Stored data entries:

━━━━━━━━━━━━━━━━

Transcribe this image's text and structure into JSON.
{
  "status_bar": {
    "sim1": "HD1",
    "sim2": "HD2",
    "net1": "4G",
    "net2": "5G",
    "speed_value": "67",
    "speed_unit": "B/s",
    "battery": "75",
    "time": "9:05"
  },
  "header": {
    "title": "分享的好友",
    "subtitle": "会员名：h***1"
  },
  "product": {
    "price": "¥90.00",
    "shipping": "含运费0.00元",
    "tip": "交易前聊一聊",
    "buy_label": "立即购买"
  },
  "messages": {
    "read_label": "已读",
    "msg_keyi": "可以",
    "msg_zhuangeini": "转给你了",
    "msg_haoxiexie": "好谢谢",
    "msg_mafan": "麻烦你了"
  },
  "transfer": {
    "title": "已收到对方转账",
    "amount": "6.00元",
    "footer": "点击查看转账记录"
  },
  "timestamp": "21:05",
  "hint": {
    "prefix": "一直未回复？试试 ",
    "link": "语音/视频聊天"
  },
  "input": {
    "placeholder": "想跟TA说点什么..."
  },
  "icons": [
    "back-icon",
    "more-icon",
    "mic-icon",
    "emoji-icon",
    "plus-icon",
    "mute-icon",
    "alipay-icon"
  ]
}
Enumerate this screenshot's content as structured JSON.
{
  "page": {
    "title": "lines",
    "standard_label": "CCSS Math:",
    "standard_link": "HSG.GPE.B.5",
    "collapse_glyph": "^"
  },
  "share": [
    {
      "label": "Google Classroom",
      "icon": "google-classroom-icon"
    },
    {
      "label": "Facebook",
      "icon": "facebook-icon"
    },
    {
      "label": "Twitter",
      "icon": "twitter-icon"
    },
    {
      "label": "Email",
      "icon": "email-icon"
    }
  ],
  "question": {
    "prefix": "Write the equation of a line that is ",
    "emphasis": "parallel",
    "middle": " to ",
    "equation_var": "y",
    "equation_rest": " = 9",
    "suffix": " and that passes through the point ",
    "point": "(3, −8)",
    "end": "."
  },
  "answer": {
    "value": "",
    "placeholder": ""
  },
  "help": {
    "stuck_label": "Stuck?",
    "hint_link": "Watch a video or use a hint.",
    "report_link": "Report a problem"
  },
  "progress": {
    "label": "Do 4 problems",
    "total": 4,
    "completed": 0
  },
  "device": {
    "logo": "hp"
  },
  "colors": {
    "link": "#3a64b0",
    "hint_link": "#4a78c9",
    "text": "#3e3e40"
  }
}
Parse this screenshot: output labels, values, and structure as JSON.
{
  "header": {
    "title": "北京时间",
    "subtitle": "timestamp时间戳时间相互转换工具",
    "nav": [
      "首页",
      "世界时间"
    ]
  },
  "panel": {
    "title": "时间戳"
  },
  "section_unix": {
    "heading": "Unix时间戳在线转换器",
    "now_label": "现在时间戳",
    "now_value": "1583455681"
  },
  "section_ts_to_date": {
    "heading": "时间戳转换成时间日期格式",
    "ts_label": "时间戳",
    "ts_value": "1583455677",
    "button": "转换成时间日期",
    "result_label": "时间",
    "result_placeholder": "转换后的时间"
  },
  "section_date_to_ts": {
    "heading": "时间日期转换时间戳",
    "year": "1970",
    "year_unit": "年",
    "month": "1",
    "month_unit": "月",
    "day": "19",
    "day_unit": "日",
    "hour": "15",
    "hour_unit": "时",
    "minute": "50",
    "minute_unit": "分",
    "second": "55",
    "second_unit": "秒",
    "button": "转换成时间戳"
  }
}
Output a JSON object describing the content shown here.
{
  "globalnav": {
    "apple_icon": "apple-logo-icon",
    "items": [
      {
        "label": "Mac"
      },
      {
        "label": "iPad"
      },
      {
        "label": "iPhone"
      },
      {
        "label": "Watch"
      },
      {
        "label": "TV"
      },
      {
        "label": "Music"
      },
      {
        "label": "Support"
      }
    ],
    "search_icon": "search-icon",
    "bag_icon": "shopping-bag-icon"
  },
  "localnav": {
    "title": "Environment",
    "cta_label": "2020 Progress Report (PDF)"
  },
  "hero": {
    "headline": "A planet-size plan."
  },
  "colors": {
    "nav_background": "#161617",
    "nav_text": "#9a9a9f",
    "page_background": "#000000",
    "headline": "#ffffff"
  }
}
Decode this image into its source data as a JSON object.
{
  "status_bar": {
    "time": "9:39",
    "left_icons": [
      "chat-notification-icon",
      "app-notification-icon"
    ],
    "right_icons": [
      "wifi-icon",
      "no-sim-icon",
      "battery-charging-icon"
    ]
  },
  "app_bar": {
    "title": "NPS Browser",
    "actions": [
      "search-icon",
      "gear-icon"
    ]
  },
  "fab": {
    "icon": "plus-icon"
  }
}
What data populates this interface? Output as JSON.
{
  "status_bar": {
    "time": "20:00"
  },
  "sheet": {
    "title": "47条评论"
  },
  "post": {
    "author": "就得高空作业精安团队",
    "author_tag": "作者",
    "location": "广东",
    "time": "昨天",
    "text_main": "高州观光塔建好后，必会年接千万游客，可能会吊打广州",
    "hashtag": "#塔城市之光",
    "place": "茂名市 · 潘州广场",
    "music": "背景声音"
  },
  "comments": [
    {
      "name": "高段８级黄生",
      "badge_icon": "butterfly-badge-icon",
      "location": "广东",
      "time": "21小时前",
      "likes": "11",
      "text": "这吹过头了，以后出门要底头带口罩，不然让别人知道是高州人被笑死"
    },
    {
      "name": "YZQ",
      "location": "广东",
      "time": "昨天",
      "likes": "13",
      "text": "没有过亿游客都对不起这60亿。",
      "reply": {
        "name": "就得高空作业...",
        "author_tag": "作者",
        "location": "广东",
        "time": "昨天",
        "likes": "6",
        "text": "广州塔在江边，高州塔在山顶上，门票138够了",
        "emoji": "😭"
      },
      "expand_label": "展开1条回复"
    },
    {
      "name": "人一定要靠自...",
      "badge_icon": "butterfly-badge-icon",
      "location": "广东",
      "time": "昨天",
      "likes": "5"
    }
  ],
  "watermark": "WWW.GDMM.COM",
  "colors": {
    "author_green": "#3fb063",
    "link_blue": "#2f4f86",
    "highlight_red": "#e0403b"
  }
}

━━━━━━━━━━━━━━━━

Short task — Reproduce the full listing word for word.

Full output —
Transcribe this image's text and structure into JSON.
{
  "status_bar": {
    "sim1": "HD1",
    "sim2": "HD2",
    "net1": "4G",
    "net2": "5G",
    "speed_value": "67",
    "speed_unit": "B/s",
    "battery": "75",
    "time": "9:05"
  },
  "header": {
    "title": "分享的好友",
    "subtitle": "会员名：h***1"
  },
  "product": {
    "price": "¥90.00",
    "shipping": "含运费0.00元",
    "tip": "交易前聊一聊",
    "buy_label": "立即购买"
  },
  "messages": {
    "read_label": "已读",
    "msg_keyi": "可以",
    "msg_zhuangeini": "转给你了",
    "msg_haoxiexie": "好谢谢",
    "msg_mafan": "麻烦你了"
  },
  "transfer": {
    "title": "已收到对方转账",
    "amount": "6.00元",
    "footer": "点击查看转账记录"
  },
  "timestamp": "21:05",
  "hint": {
    "prefix": "一直未回复？试试 ",
    "link": "语音/视频聊天"
  },
  "input": {
    "placeholder": "想跟TA说点什么..."
  },
  "icons": [
    "back-icon",
    "more-icon",
    "mic-icon",
    "emoji-icon",
    "plus-icon",
    "mute-icon",
    "alipay-icon"
  ]
}
Enumerate this screenshot's content as structured JSON.
{
  "page": {
    "title": "lines",
    "standard_label": "CCSS Math:",
    "standard_link": "HSG.GPE.B.5",
    "collapse_glyph": "^"
  },
  "share": [
    {
      "label": "Google Classroom",
      "icon": "google-classroom-icon"
    },
    {
      "label": "Facebook",
      "icon": "facebook-icon"
    },
    {
      "label": "Twitter",
      "icon": "twitter-icon"
    },
    {
      "label": "Email",
      "icon": "email-icon"
    }
  ],
  "question": {
    "prefix": "Write the equation of a line that is ",
    "emphasis": "parallel",
    "middle": " to ",
    "equation_var": "y",
    "equation_rest": " = 9",
    "suffix": " and that passes through the point ",
    "point": "(3, −8)",
    "end": "."
  },
  "answer": {
    "value": "",
    "placeholder": ""
  },
  "help": {
    "stuck_label": "Stuck?",
    "hint_link": "Watch a video or use a hint.",
    "report_link": "Report a problem"
  },
  "progress": {
    "label": "Do 4 problems",
    "total": 4,
    "completed": 0
  },
  "device": {
    "logo": "hp"
  },
  "colors": {
    "link": "#3a64b0",
    "hint_link": "#4a78c9",
    "text": "#3e3e40"
  }
}
Parse this screenshot: output labels, values, and structure as JSON.
{
  "header": {
    "title": "北京时间",
    "subtitle": "timestamp时间戳时间相互转换工具",
    "nav": [
      "首页",
      "世界时间"
    ]
  },
  "panel": {
    "title": "时间戳"
  },
  "section_unix": {
    "heading": "Unix时间戳在线转换器",
    "now_label": "现在时间戳",
    "now_value": "1583455681"
  },
  "section_ts_to_date": {
    "heading": "时间戳转换成时间日期格式",
    "ts_label": "时间戳",
    "ts_value": "1583455677",
    "button": "转换成时间日期",
    "result_label": "时间",
    "result_placeholder": "转换后的时间"
  },
  "section_date_to_ts": {
    "heading": "时间日期转换时间戳",
    "year": "1970",
    "year_unit": "年",
    "month": "1",
    "month_unit": "月",
    "day": "19",
    "day_unit": "日",
    "hour": "15",
    "hour_unit": "时",
    "minute": "50",
    "minute_unit": "分",
    "second": "55",
    "second_unit": "秒",
    "button": "转换成时间戳"
  }
}
Output a JSON object describing the content shown here.
{
  "globalnav": {
    "apple_icon": "apple-logo-icon",
    "items": [
      {
        "label": "Mac"
      },
      {
        "label": "iPad"
      },
      {
        "label": "iPhone"
      },
      {
        "label": "Watch"
      },
      {
        "label": "TV"
      },
      {
        "label": "Music"
      },
      {
        "label": "Support"
      }
    ],
    "search_icon": "search-icon",
    "bag_icon": "shopping-bag-icon"
  },
  "localnav": {
    "title": "Environment",
    "cta_label": "2020 Progress Report (PDF)"
  },
  "hero": {
    "headline": "A planet-size plan."
  },
  "colors": {
    "nav_background": "#161617",
    "nav_text": "#9a9a9f",
    "page_background": "#000000",
    "headline": "#ffffff"
  }
}
Decode this image into its source data as a JSON object.
{
  "status_bar": {
    "time": "9:39",
    "left_icons": [
      "chat-notification-icon",
      "app-notification-icon"
    ],
    "right_icons": [
      "wifi-icon",
      "no-sim-icon",
      "battery-charging-icon"
    ]
  },
  "app_bar": {
    "title": "NPS Browser",
    "actions": [
      "search-icon",
      "gear-icon"
    ]
  },
  "fab": {
    "icon": "plus-icon"
  }
}
What data populates this interface? Output as JSON.
{
  "status_bar": {
    "time": "20:00"
  },
  "sheet": {
    "title": "47条评论"
  },
  "post": {
    "author": "就得高空作业精安团队",
    "author_tag": "作者",
    "location": "广东",
    "time": "昨天",
    "text_main": "高州观光塔建好后，必会年接千万游客，可能会吊打广州",
    "hashtag": "#塔城市之光",
    "place": "茂名市 · 潘州广场",
    "music": "背景声音"
  },
  "comments": [
    {
      "name": "高段８级黄生",
      "badge_icon": "butterfly-badge-icon",
      "location": "广东",
      "time": "21小时前",
      "likes": "11",
      "text": "这吹过头了，以后出门要底头带口罩，不然让别人知道是高州人被笑死"
    },
    {
      "name": "YZQ",
      "location": "广东",
      "time": "昨天",
      "likes": "13",
      "text": "没有过亿游客都对不起这60亿。",
      "reply": {
        "name": "就得高空作业...",
        "author_tag": "作者",
        "location": "广东",
        "time": "昨天",
        "likes": "6",
        "text": "广州塔在江边，高州塔在山顶上，门票138够了",
        "emoji": "😭"
      },
      "expand_label": "展开1条回复"
    },
    {
      "name": "人一定要靠自...",
      "badge_icon": "butterfly-badge-icon",
      "location": "广东",
      "time": "昨天",
      "likes": "5"
    }
  ],
  "watermark": "WWW.GDMM.COM",
  "colors": {
    "author_green": "#3fb063",
    "link_blue": "#2f4f86",
    "highlight_red": "#e0403b"
  }
}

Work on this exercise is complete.